Work item:
Return, word for word, the line containing "Transcribe the text in this document." and every line after it through the last line of the records below.
Top of Input
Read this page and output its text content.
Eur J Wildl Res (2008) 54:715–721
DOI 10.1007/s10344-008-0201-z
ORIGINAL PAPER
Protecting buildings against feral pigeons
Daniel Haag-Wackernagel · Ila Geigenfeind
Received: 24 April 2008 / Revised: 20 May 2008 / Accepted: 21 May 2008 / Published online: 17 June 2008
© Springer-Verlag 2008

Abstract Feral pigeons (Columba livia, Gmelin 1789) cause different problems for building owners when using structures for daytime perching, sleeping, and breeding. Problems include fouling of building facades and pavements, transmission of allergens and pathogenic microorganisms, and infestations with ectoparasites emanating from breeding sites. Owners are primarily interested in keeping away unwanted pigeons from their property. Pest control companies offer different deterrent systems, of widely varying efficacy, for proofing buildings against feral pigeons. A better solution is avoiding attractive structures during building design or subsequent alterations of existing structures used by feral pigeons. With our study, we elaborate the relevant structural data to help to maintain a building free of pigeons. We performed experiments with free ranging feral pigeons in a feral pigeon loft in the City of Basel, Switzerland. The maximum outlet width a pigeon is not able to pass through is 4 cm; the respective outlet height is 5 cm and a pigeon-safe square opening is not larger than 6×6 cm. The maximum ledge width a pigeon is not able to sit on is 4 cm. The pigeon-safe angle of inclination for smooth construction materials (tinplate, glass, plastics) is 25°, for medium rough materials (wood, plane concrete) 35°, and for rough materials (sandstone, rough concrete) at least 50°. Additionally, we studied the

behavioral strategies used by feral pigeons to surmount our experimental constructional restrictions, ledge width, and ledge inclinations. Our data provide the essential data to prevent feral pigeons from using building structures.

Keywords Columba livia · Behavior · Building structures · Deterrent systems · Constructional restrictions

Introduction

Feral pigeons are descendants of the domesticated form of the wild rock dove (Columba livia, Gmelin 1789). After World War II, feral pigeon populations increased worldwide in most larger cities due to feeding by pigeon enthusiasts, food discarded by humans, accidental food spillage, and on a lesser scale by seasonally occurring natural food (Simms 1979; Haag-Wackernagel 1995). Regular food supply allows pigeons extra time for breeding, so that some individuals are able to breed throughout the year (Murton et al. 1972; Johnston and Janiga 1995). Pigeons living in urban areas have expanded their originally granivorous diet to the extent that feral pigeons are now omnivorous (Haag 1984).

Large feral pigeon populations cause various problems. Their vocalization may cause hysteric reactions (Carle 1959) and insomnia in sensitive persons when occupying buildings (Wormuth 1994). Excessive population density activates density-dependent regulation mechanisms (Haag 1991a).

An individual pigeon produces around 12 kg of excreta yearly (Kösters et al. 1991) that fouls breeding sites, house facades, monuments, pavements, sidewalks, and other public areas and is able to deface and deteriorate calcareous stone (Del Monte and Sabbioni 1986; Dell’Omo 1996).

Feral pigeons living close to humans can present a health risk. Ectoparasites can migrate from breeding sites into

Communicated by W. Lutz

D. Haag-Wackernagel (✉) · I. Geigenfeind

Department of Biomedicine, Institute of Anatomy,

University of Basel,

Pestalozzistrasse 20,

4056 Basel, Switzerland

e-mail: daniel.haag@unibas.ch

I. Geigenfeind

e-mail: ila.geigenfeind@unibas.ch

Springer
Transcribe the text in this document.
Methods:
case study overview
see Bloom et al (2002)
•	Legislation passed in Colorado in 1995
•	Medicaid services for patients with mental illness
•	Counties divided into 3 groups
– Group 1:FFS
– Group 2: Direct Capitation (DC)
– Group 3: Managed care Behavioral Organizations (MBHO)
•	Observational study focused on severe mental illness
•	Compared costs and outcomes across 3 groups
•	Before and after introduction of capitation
Bottom of Input
Result of the exercise:
Transcribe the text in this document.
Methods:
case study overview
see Bloom et al (2002)
•	Legislation passed in Colorado in 1995
•	Medicaid services for patients with mental illness
•	Counties divided into 3 groups
– Group 1:FFS
– Group 2: Direct Capitation (DC)
– Group 3: Managed care Behavioral Organizations (MBHO)
•	Observational study focused on severe mental illness
•	Compared costs and outcomes across 3 groups
•	Before and after introduction of capitation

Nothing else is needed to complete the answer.